__Your instructions__
In full and without alteration, print the entries.

__Supplied material__
= = =

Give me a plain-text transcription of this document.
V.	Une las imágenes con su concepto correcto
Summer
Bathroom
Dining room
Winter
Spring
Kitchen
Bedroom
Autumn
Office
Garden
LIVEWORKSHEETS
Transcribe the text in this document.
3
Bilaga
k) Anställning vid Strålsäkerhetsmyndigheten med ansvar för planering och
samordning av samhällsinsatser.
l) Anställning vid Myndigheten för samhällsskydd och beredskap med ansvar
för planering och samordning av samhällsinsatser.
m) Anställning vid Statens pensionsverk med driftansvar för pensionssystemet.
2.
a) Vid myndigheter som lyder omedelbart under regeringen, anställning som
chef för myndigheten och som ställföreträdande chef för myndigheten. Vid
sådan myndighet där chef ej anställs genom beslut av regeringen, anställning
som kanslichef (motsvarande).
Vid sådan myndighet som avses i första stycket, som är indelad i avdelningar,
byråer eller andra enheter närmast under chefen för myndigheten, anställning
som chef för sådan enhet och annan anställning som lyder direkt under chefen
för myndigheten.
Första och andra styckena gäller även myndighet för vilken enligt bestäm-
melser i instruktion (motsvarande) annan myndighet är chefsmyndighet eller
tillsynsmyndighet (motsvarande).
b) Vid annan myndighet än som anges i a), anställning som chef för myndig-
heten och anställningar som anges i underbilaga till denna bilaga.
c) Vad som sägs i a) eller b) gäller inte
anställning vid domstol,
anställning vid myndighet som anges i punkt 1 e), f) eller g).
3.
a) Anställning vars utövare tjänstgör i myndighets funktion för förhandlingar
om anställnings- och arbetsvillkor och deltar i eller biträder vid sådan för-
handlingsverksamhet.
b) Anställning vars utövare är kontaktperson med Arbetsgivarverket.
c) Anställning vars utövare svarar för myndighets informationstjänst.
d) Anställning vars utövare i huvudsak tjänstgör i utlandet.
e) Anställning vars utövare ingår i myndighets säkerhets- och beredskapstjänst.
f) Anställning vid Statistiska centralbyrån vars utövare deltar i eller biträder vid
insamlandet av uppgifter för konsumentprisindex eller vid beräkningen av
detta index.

= = =

__Result of the task__
Give me a plain-text transcription of this document.
V.	Une las imágenes con su concepto correcto
Summer
Bathroom
Dining room
Winter
Spring
Kitchen
Bedroom
Autumn
Office
Garden
LIVEWORKSHEETS
Transcribe the text in this document.
3
Bilaga
k) Anställning vid Strålsäkerhetsmyndigheten med ansvar för planering och
samordning av samhällsinsatser.
l) Anställning vid Myndigheten för samhällsskydd och beredskap med ansvar
för planering och samordning av samhällsinsatser.
m) Anställning vid Statens pensionsverk med driftansvar för pensionssystemet.
2.
a) Vid myndigheter som lyder omedelbart under regeringen, anställning som
chef för myndigheten och som ställföreträdande chef för myndigheten. Vid
sådan myndighet där chef ej anställs genom beslut av regeringen, anställning
som kanslichef (motsvarande).
Vid sådan myndighet som avses i första stycket, som är indelad i avdelningar,
byråer eller andra enheter närmast under chefen för myndigheten, anställning
som chef för sådan enhet och annan anställning som lyder direkt under chefen
för myndigheten.
Första och andra styckena gäller även myndighet för vilken enligt bestäm-
melser i instruktion (motsvarande) annan myndighet är chefsmyndighet eller
tillsynsmyndighet (motsvarande).
b) Vid annan myndighet än som anges i a), anställning som chef för myndig-
heten och anställningar som anges i underbilaga till denna bilaga.
c) Vad som sägs i a) eller b) gäller inte
anställning vid domstol,
anställning vid myndighet som anges i punkt 1 e), f) eller g).
3.
a) Anställning vars utövare tjänstgör i myndighets funktion för förhandlingar
om anställnings- och arbetsvillkor och deltar i eller biträder vid sådan för-
handlingsverksamhet.
b) Anställning vars utövare är kontaktperson med Arbetsgivarverket.
c) Anställning vars utövare svarar för myndighets informationstjänst.
d) Anställning vars utövare i huvudsak tjänstgör i utlandet.
e) Anställning vars utövare ingår i myndighets säkerhets- och beredskapstjänst.
f) Anställning vid Statistiska centralbyrån vars utövare deltar i eller biträder vid
insamlandet av uppgifter för konsumentprisindex eller vid beräkningen av
detta index.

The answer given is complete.